● **Written exercise**: In the entries below, find every line holding the string "business" and collect it.

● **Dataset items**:
start

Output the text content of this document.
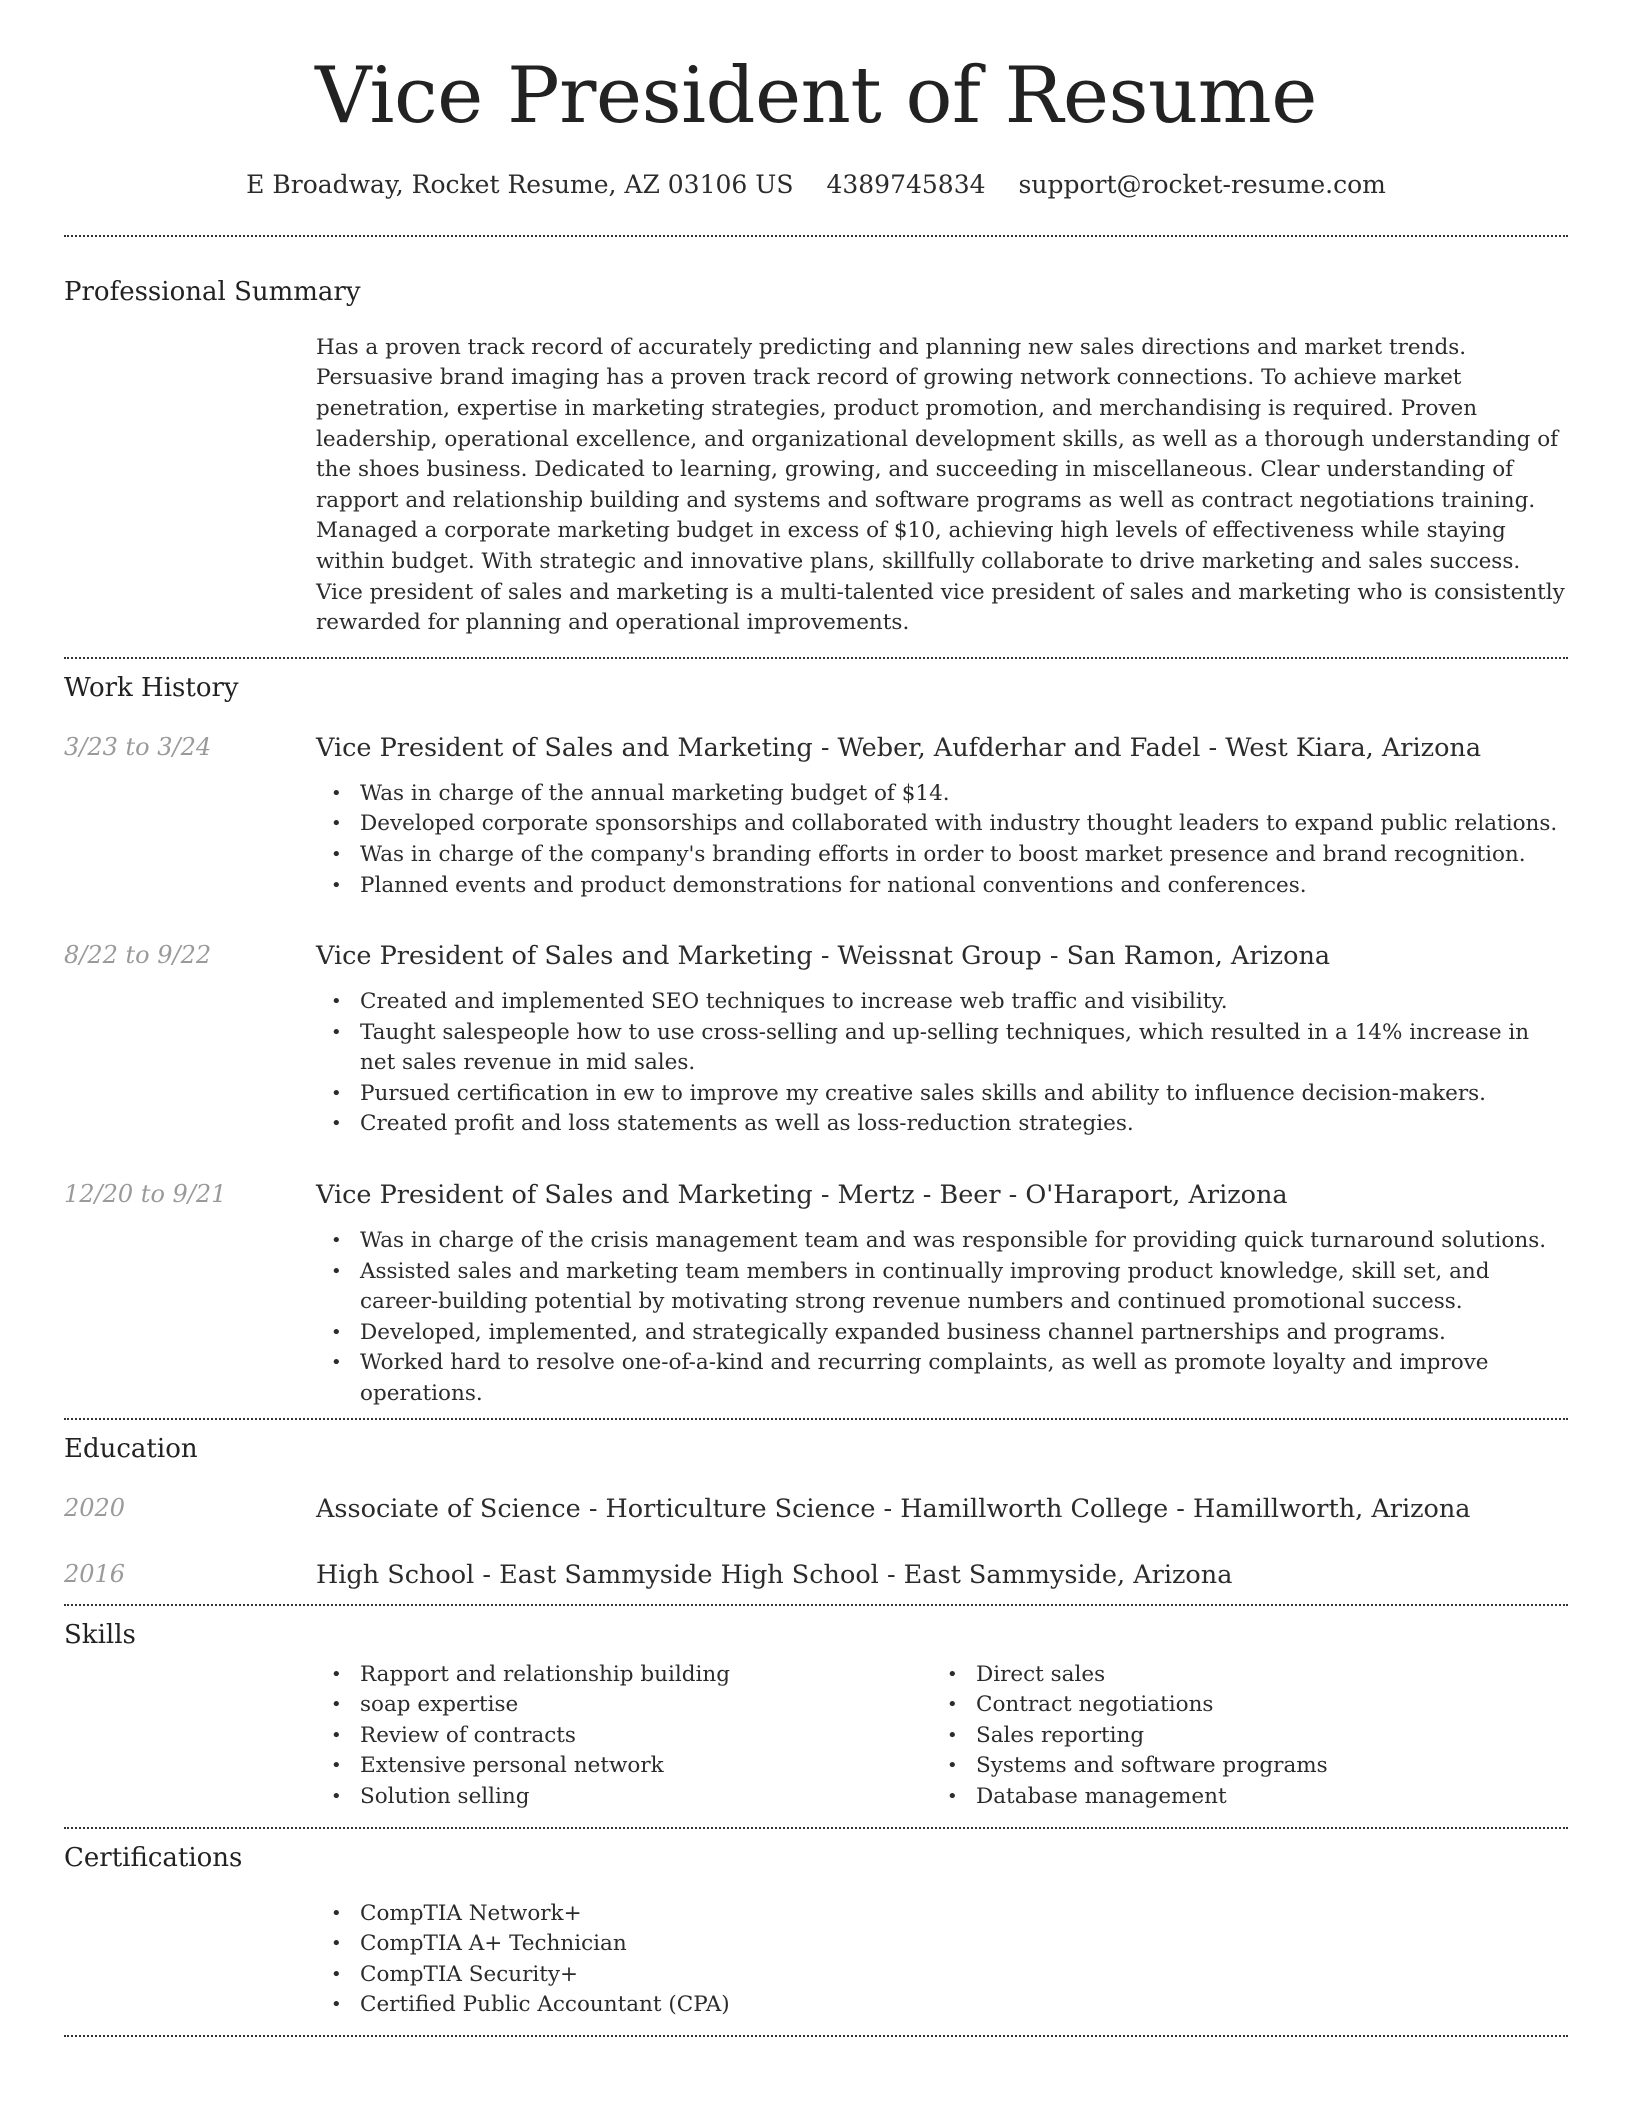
Vice President of Resume
E Broadway, Rocket Resume, AZ 03106 US 4389745834 support@rocket-resume.com
Professional Summary

Has a proven track record of accurately predicting and planning new sales directions and market trends. Persuasive brand imaging has a proven track record of growing network connections. To achieve market penetration, expertise in marketing strategies, product promotion, and merchandising is required. Proven leadership, operational excellence, and organizational development skills, as well as a thorough understanding of the shoes business. Dedicated to learning, growing, and succeeding in miscellaneous. Clear understanding of rapport and relationship building and systems and software programs as well as contract negotiations training. Managed a corporate marketing budget in excess of $10, achieving high levels of effectiveness while staying within budget. With strategic and innovative plans, skillfully collaborate to drive marketing and sales success. Vice president of sales and marketing is a multi-talented vice president of sales and marketing who is consistently rewarded for planning and operational improvements.

Work History
3/23 to 3/24	Vice President of Sales and Marketing - Weber, Aufderhar and Fadel - West Kiara, Arizona
• Was in charge of the annual marketing budget of $14.
• Developed corporate sponsorships and collaborated with industry thought leaders to expand public relations.
• Was in charge of the company's branding efforts in order to boost market presence and brand recognition.
• Planned events and product demonstrations for national conventions and conferences.
8/22 to 9/22	Vice President of Sales and Marketing - Weissnat Group - San Ramon, Arizona
• Created and implemented SEO techniques to increase web traffic and visibility.
• Taught salespeople how to use cross-selling and up-selling techniques, which resulted in a 14% increase in net sales revenue in mid sales.
• Pursued certification in ew to improve my creative sales skills and ability to influence decision-makers.
• Created profit and loss statements as well as loss-reduction strategies.
12/20 to 9/21	Vice President of Sales and Marketing - Mertz - Beer - O'Haraport, Arizona
• Was in charge of the crisis management team and was responsible for providing quick turnaround solutions.
• Assisted sales and marketing team members in continually improving product knowledge, skill set, and career-building potential by motivating strong revenue numbers and continued promotional success.
• Developed, implemented, and strategically expanded business channel partnerships and programs.
• Worked hard to resolve one-of-a-kind and recurring complaints, as well as promote loyalty and improve operations.
Education
2020	Associate of Science - Horticulture Science - Hamillworth College - Hamillworth, Arizona
2016	High School - East Sammyside High School - East Sammyside, Arizona
Skills
• Rapport and relationship building
• soap expertise
• Review of contracts
• Extensive personal network
• Solution selling
• Direct sales
• Contract negotiations
• Sales reporting
• Systems and software programs
• Database management
Certifications
• CompTIA Network+
• CompTIA A+ Technician
• CompTIA Security+
• Certified Public Accountant (CPA)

end

● **Finished exercise**:
Has a proven track record of accurately predicting and planning new sales directions and market trends. Persuasive brand imaging has a proven track record of growing network connections. To achieve market penetration, expertise in marketing strategies, product promotion, and merchandising is required. Proven leadership, operational excellence, and organizational development skills, as well as a thorough understanding of the shoes business. Dedicated to learning, growing, and succeeding in miscellaneous. Clear understanding of rapport and relationship building and systems and software programs as well as contract negotiations training. Managed a corporate marketing budget in excess of $10, achieving high levels of effectiveness while staying within budget. With strategic and innovative plans, skillfully collaborate to drive marketing and sales success. Vice president of sales and marketing is a multi-talented vice president of sales and marketing who is consistently rewarded for planning and operational improvements.
• Developed, implemented, and strategically expanded business channel partnerships and programs.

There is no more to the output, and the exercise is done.